» **What this task involves**:
Records follow. Pull out every line that contains "metrics".

» **Given records**:
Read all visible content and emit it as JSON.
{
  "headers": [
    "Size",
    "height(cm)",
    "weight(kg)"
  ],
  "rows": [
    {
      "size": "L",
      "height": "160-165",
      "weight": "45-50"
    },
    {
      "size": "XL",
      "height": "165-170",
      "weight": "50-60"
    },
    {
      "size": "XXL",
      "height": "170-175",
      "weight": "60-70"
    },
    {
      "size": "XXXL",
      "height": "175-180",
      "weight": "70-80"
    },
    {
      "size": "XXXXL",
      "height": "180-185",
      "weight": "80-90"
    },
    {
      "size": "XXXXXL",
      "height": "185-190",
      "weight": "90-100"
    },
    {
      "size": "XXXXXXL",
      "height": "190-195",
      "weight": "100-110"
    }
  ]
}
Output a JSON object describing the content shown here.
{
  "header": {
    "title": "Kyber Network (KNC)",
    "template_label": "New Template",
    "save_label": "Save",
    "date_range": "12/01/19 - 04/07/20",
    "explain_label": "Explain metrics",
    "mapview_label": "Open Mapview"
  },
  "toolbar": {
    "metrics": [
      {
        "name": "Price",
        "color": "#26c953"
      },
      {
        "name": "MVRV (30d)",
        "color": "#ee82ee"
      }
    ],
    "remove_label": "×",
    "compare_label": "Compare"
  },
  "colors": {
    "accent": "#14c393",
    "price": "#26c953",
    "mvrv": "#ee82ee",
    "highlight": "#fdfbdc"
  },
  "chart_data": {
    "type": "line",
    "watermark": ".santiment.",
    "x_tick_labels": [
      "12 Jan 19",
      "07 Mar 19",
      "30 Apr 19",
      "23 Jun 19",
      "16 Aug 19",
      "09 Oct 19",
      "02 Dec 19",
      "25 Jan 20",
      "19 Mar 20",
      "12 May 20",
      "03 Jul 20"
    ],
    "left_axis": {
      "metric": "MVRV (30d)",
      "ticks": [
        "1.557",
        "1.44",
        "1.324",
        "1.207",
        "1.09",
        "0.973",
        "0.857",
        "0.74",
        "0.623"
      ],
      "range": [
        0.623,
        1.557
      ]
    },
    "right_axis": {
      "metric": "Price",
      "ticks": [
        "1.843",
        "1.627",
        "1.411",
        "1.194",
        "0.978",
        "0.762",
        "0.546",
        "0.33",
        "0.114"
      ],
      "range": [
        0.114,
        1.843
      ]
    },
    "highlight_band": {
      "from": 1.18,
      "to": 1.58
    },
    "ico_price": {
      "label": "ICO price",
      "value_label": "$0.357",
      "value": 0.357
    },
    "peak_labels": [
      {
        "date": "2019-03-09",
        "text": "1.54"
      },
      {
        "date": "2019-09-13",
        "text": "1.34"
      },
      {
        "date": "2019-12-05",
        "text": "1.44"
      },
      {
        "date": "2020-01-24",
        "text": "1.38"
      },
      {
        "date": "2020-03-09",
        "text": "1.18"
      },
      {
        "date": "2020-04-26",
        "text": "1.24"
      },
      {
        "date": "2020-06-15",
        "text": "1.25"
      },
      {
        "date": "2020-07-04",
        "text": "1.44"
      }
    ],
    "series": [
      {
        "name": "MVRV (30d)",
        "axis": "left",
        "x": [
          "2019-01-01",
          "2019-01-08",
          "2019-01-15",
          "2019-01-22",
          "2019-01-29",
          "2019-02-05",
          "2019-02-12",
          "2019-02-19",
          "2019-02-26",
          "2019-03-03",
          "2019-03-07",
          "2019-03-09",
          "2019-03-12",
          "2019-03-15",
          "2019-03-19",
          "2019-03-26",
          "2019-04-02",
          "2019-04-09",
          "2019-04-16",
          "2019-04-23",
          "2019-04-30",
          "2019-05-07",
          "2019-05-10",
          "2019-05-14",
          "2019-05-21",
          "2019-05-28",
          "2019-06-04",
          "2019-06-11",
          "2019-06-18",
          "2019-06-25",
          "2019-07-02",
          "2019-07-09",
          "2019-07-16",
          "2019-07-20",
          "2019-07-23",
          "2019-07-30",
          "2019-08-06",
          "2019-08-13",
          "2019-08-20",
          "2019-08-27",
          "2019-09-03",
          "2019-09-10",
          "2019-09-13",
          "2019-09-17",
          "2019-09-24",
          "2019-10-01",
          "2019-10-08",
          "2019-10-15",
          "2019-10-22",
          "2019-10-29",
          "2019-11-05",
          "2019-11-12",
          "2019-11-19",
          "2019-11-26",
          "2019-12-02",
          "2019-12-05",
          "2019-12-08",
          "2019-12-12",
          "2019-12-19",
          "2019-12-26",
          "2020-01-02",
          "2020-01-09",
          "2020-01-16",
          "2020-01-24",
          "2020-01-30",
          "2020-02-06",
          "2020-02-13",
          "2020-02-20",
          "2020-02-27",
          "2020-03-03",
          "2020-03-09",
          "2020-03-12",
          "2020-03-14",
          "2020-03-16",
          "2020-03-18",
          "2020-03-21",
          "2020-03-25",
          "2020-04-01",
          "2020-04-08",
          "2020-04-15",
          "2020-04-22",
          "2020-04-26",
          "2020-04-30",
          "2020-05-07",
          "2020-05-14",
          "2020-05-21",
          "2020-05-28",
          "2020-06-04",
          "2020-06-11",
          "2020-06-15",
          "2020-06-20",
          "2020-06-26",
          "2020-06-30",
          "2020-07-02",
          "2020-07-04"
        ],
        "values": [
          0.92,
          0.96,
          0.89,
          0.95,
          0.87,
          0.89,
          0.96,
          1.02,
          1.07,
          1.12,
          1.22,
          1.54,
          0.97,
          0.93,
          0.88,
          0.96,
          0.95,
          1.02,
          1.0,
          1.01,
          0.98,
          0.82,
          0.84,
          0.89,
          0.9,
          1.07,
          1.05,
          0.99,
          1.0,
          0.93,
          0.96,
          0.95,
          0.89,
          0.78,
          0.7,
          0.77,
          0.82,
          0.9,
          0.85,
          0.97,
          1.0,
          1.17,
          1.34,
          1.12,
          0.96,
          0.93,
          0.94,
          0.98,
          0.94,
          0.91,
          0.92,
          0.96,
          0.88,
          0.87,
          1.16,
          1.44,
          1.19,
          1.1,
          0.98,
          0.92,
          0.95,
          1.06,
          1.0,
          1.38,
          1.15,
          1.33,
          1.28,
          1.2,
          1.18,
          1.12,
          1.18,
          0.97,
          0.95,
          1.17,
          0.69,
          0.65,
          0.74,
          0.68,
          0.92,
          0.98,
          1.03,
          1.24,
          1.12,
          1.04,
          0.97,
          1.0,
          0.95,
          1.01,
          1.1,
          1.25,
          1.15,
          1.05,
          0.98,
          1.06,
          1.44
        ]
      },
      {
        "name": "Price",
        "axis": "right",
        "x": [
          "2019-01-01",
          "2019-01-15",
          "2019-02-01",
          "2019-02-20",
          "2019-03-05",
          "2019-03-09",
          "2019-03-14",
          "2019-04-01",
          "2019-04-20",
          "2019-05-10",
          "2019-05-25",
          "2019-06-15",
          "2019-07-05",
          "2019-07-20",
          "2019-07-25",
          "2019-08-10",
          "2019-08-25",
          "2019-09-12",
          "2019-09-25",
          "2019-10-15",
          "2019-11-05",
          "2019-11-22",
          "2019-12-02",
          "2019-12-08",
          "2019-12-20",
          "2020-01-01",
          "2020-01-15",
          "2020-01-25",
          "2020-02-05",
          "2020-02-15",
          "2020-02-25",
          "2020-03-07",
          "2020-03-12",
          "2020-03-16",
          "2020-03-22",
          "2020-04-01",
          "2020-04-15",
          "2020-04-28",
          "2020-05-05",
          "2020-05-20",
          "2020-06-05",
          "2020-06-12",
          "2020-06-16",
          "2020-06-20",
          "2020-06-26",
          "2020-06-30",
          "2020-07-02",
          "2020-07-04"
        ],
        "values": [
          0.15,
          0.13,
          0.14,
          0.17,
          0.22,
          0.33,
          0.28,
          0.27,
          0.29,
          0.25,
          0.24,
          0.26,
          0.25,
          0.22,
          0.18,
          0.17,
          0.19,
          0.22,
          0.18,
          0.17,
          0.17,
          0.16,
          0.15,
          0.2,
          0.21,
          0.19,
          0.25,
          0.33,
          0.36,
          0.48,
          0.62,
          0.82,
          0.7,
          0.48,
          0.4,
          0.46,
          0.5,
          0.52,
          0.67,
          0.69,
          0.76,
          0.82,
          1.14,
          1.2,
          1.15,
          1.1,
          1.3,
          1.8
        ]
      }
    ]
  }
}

» **The output**:
    "explain_label": "Explain metrics",
    "metrics": [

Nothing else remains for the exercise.